- **Work to be completed**
Write out the material verbatim, starting at its first line and ending at the line that contains "candle-body <box>19 160 28 199</box>".

[Stored entries]
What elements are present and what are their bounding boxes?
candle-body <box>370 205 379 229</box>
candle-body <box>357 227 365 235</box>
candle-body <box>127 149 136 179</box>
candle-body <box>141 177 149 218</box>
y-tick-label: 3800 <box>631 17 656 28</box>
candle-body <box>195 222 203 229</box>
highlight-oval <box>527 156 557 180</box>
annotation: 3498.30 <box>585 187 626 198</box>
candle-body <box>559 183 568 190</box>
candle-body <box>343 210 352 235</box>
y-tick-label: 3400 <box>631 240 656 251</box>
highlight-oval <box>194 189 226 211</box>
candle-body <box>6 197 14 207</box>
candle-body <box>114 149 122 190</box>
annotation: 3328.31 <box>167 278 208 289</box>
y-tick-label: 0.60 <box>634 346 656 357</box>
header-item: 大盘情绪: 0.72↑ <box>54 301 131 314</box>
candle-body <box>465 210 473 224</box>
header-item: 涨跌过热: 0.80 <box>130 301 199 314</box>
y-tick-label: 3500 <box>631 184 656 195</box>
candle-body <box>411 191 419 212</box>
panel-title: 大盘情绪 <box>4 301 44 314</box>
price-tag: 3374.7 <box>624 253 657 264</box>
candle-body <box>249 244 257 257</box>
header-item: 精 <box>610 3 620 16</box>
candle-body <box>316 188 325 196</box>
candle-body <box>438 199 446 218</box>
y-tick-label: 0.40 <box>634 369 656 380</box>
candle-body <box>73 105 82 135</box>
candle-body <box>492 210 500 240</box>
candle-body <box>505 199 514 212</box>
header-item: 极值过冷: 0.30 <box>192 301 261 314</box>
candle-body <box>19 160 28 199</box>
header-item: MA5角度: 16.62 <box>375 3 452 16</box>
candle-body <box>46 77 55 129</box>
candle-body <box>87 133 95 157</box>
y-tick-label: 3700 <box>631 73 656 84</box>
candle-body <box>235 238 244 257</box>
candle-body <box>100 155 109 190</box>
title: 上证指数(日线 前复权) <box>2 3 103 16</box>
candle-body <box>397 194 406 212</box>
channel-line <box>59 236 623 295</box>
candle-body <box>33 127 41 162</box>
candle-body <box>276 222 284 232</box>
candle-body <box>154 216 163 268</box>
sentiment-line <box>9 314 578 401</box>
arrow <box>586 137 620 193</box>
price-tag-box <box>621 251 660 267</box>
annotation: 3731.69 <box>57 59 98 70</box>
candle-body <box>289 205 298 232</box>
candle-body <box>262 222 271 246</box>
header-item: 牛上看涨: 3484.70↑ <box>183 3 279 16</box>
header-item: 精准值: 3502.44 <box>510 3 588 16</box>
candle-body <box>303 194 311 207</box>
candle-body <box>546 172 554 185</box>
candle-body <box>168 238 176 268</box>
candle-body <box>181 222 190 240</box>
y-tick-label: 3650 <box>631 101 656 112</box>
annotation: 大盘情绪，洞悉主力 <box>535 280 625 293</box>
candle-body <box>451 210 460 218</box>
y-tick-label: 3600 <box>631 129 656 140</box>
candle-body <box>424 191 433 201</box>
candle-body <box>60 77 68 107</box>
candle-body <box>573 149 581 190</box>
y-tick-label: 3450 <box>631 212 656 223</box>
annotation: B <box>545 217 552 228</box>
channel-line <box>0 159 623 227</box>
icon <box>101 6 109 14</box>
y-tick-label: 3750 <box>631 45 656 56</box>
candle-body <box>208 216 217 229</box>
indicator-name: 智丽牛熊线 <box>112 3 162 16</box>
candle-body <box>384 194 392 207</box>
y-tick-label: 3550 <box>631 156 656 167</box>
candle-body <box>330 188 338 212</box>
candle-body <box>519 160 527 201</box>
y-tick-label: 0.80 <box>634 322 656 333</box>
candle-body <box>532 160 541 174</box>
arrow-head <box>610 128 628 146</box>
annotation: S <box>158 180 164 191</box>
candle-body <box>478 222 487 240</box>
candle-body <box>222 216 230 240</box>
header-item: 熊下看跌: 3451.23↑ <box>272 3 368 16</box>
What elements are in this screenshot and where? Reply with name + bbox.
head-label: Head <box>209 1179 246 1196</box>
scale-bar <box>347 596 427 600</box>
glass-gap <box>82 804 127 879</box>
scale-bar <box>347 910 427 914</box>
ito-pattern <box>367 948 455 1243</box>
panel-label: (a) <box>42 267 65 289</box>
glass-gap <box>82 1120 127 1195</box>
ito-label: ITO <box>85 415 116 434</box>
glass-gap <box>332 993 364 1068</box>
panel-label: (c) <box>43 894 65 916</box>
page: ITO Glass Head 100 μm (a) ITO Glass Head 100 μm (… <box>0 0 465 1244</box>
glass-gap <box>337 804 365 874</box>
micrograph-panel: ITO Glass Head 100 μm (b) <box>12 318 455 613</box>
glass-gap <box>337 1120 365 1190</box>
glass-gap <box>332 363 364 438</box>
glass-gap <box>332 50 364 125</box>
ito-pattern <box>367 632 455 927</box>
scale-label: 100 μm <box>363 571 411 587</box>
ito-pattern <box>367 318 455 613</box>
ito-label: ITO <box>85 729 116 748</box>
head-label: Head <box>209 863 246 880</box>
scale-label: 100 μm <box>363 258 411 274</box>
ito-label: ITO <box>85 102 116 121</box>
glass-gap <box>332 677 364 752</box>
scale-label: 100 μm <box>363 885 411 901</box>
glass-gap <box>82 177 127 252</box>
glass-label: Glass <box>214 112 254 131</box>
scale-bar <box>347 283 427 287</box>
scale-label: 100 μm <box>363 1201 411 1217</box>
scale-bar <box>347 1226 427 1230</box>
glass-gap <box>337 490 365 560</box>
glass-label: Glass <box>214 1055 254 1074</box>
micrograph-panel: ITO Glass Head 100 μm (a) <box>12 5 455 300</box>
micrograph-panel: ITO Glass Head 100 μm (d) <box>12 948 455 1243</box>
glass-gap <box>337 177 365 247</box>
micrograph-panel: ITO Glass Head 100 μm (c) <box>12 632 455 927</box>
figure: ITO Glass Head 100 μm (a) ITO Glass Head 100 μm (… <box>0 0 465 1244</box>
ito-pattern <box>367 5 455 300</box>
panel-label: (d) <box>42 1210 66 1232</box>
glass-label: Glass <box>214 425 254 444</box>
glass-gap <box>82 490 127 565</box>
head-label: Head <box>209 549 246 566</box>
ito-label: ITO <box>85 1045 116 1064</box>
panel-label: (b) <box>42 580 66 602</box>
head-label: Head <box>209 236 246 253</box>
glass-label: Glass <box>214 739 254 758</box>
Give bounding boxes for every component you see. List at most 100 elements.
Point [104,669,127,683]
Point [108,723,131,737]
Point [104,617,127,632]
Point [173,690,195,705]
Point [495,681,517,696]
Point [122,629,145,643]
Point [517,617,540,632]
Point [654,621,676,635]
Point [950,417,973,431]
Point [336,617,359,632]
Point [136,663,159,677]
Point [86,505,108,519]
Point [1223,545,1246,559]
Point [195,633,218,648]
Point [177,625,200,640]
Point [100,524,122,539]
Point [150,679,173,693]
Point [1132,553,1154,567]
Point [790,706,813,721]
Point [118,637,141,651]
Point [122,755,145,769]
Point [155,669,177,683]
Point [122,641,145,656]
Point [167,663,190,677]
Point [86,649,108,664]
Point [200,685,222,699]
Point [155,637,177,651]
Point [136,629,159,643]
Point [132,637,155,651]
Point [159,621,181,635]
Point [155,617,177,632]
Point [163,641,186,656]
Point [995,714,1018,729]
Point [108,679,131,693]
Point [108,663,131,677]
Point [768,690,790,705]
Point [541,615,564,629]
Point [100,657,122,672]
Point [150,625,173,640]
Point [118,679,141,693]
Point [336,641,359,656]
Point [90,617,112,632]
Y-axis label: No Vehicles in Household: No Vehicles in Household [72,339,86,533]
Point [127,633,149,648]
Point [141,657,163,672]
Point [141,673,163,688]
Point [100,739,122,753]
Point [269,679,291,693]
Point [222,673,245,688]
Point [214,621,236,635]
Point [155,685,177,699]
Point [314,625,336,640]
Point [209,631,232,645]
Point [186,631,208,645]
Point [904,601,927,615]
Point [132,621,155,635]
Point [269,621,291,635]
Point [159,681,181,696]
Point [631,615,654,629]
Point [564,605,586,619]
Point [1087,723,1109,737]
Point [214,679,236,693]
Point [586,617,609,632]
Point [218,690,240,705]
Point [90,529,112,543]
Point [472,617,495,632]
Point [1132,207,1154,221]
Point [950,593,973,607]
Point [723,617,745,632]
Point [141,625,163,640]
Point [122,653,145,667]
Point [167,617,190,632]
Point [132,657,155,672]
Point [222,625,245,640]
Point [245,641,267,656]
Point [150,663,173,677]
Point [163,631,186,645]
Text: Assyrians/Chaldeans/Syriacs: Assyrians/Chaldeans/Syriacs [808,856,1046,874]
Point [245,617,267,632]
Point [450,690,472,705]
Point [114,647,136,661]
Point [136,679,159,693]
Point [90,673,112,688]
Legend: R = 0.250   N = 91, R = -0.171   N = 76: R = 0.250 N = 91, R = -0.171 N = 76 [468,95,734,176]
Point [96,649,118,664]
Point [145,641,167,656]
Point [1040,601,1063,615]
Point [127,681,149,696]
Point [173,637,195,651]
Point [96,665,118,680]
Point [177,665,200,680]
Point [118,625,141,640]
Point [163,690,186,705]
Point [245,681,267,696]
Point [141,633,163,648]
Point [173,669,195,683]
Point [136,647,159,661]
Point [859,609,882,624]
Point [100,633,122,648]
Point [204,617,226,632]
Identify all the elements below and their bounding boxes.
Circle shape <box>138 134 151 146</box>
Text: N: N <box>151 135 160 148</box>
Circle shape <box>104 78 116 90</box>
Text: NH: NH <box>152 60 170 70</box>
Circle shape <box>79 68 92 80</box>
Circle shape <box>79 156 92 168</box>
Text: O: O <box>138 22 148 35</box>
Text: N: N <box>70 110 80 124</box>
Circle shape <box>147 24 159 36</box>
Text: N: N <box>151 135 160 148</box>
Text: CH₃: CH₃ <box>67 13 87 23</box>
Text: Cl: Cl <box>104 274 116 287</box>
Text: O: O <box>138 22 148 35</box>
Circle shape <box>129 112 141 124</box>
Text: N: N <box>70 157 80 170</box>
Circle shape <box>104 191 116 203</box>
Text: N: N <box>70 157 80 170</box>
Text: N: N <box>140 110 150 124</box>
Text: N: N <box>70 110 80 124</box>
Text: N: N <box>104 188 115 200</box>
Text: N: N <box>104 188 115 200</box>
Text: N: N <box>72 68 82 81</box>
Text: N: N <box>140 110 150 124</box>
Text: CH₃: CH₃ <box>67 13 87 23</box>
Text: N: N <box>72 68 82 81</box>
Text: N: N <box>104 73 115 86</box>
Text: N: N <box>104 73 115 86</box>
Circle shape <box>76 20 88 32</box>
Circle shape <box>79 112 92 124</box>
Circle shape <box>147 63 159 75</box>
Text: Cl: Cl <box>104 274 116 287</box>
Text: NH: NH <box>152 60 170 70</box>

- **Output of the exercise**
What elements are present and what are their bounding boxes?
candle-body <box>370 205 379 229</box>
candle-body <box>357 227 365 235</box>
candle-body <box>127 149 136 179</box>
candle-body <box>141 177 149 218</box>
y-tick-label: 3800 <box>631 17 656 28</box>
candle-body <box>195 222 203 229</box>
highlight-oval <box>527 156 557 180</box>
annotation: 3498.30 <box>585 187 626 198</box>
candle-body <box>559 183 568 190</box>
candle-body <box>343 210 352 235</box>
y-tick-label: 3400 <box>631 240 656 251</box>
highlight-oval <box>194 189 226 211</box>
candle-body <box>6 197 14 207</box>
candle-body <box>114 149 122 190</box>
annotation: 3328.31 <box>167 278 208 289</box>
y-tick-label: 0.60 <box>634 346 656 357</box>
header-item: 大盘情绪: 0.72↑ <box>54 301 131 314</box>
candle-body <box>465 210 473 224</box>
header-item: 涨跌过热: 0.80 <box>130 301 199 314</box>
y-tick-label: 3500 <box>631 184 656 195</box>
candle-body <box>411 191 419 212</box>
panel-title: 大盘情绪 <box>4 301 44 314</box>
price-tag: 3374.7 <box>624 253 657 264</box>
candle-body <box>249 244 257 257</box>
header-item: 精 <box>610 3 620 16</box>
candle-body <box>316 188 325 196</box>
candle-body <box>438 199 446 218</box>
y-tick-label: 0.40 <box>634 369 656 380</box>
candle-body <box>73 105 82 135</box>
candle-body <box>492 210 500 240</box>
candle-body <box>505 199 514 212</box>
header-item: 极值过冷: 0.30 <box>192 301 261 314</box>
candle-body <box>19 160 28 199</box>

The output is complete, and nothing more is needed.